* Exercise prompt
From the entries below, tally how many lines contain "google" and report only that figure.
——
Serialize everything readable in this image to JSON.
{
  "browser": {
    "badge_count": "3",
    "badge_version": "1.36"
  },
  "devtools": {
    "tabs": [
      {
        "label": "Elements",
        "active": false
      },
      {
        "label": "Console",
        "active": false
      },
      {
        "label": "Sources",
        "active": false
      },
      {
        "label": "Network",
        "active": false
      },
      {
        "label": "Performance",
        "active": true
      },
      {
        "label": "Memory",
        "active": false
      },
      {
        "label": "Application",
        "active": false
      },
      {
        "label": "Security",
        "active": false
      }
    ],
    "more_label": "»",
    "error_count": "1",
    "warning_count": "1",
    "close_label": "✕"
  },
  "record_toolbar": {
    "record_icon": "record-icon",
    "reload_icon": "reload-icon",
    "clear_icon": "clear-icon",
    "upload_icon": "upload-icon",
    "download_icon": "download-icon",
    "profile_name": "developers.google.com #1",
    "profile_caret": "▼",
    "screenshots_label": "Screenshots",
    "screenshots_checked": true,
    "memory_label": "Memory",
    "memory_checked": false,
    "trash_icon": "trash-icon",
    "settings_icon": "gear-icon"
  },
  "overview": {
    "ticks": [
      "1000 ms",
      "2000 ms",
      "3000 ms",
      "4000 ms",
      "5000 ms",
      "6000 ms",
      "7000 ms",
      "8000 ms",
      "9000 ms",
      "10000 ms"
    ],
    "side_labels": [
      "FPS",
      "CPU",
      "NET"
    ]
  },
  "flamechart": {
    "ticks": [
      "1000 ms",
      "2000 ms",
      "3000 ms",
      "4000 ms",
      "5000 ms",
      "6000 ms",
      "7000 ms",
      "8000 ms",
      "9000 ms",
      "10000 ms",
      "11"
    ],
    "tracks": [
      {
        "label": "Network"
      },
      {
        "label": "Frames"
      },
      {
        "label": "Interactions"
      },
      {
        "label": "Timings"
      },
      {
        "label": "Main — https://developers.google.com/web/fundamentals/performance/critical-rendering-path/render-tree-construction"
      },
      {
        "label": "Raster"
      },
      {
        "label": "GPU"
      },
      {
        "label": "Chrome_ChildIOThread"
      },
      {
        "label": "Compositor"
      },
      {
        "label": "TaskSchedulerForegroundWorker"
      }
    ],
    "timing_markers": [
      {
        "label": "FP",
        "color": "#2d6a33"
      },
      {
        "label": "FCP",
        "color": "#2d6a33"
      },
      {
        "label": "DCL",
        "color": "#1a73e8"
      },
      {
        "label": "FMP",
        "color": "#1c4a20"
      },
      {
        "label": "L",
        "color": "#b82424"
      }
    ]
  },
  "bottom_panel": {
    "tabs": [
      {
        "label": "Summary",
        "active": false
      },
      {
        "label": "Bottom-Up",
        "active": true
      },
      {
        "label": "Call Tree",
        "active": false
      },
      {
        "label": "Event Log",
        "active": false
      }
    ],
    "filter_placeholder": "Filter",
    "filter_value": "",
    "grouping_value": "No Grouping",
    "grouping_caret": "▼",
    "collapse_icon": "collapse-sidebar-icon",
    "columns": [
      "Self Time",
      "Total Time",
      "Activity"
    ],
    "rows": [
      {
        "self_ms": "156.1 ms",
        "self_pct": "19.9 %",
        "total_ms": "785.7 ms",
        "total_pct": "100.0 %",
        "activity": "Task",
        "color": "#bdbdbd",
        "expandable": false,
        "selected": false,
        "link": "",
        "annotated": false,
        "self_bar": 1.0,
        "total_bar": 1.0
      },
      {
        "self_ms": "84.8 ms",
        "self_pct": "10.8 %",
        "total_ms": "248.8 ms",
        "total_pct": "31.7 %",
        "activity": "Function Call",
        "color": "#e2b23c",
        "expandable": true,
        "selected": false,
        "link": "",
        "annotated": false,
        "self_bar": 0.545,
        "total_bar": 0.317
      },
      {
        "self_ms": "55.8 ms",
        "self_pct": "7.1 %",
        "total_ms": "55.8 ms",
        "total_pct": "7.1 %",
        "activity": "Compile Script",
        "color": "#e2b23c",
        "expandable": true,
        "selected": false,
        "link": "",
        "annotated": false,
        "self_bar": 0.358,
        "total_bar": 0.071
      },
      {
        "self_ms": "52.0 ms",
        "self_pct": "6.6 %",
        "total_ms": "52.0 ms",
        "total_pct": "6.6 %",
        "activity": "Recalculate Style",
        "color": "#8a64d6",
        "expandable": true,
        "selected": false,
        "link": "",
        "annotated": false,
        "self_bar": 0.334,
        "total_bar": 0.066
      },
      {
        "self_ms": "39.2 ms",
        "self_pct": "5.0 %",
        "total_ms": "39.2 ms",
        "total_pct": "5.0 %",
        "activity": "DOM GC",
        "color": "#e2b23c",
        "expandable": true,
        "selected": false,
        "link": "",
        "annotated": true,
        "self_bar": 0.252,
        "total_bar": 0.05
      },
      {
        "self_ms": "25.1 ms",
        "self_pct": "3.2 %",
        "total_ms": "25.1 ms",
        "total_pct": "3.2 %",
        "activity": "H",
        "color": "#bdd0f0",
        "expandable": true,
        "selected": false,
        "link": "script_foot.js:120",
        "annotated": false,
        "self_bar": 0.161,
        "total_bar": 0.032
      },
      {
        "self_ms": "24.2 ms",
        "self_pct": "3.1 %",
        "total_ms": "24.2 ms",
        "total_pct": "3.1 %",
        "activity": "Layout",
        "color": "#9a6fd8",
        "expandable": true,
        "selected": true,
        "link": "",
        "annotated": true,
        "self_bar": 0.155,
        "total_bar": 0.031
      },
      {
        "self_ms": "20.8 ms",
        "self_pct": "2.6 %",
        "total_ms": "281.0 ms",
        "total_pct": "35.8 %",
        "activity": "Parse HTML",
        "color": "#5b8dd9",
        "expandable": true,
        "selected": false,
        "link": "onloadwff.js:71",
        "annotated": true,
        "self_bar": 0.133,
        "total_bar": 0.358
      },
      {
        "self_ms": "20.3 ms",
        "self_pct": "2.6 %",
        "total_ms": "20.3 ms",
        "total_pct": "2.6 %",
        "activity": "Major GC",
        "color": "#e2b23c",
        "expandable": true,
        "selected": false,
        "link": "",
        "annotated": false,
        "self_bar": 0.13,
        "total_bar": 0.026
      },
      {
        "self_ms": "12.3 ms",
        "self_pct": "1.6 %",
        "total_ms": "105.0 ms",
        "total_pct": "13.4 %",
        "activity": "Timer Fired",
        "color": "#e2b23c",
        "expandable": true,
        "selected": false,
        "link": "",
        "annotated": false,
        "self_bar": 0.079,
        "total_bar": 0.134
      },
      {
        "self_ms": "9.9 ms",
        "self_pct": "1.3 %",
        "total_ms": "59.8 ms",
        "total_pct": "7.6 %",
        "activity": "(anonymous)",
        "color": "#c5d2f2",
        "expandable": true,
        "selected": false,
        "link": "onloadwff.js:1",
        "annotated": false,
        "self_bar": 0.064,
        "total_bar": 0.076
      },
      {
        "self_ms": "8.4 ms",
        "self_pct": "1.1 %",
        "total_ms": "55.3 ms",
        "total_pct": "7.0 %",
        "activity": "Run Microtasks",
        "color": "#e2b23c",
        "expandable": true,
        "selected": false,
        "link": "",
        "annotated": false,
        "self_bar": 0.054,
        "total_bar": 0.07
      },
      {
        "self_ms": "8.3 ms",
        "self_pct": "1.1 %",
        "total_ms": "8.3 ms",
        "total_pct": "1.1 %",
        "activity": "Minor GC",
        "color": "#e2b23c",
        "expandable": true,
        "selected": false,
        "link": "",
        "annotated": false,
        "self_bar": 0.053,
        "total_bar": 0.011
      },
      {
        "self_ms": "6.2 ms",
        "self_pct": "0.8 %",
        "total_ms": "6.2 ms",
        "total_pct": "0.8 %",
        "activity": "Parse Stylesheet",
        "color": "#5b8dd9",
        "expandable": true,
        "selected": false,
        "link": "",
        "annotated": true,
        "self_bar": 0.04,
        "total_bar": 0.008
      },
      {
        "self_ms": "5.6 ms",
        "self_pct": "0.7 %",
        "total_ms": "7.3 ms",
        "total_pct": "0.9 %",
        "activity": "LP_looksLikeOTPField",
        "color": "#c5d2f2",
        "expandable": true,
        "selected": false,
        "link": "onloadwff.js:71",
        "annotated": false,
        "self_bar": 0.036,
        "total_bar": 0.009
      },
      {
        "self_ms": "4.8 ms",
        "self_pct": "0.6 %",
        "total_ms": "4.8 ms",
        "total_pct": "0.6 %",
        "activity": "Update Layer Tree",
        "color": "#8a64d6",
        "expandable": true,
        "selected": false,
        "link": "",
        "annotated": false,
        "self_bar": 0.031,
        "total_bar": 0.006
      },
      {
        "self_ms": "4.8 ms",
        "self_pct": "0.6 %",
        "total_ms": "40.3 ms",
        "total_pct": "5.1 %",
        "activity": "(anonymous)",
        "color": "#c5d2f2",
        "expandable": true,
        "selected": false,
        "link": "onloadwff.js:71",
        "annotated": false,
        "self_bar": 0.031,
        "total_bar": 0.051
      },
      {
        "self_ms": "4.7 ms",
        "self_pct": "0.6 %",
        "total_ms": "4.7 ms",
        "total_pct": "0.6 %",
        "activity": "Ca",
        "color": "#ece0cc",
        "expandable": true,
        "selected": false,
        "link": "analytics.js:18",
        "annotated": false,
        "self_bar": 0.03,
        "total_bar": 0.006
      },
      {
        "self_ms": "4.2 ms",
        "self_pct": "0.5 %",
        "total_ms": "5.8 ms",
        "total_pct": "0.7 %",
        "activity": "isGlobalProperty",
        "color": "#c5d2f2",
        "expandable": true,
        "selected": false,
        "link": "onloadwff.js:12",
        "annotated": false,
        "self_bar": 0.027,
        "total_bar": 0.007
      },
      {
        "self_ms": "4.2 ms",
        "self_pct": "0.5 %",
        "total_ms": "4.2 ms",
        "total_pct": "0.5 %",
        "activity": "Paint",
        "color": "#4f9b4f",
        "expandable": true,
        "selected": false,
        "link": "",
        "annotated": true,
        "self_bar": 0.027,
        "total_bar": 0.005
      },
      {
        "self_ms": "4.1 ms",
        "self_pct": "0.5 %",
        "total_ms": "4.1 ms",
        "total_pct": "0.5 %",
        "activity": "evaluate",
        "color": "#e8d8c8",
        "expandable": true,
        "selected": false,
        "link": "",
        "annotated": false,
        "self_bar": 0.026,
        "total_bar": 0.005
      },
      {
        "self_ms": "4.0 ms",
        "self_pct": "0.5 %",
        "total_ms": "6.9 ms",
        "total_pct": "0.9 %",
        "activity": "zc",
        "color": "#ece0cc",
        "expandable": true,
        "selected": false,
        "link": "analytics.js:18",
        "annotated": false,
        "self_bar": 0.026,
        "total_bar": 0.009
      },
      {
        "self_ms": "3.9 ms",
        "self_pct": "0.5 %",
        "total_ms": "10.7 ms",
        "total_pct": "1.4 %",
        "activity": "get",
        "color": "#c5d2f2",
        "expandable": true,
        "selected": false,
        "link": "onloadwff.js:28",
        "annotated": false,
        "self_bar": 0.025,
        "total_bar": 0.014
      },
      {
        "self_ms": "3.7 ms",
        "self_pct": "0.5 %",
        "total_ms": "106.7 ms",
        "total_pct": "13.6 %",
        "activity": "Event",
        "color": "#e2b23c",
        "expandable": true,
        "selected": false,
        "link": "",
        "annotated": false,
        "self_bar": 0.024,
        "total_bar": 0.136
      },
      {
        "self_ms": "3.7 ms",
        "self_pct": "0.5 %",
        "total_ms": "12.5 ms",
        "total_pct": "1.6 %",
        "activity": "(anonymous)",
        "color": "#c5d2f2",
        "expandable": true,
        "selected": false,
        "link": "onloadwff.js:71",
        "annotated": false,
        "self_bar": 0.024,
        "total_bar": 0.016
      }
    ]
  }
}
——
* Solution for this task
2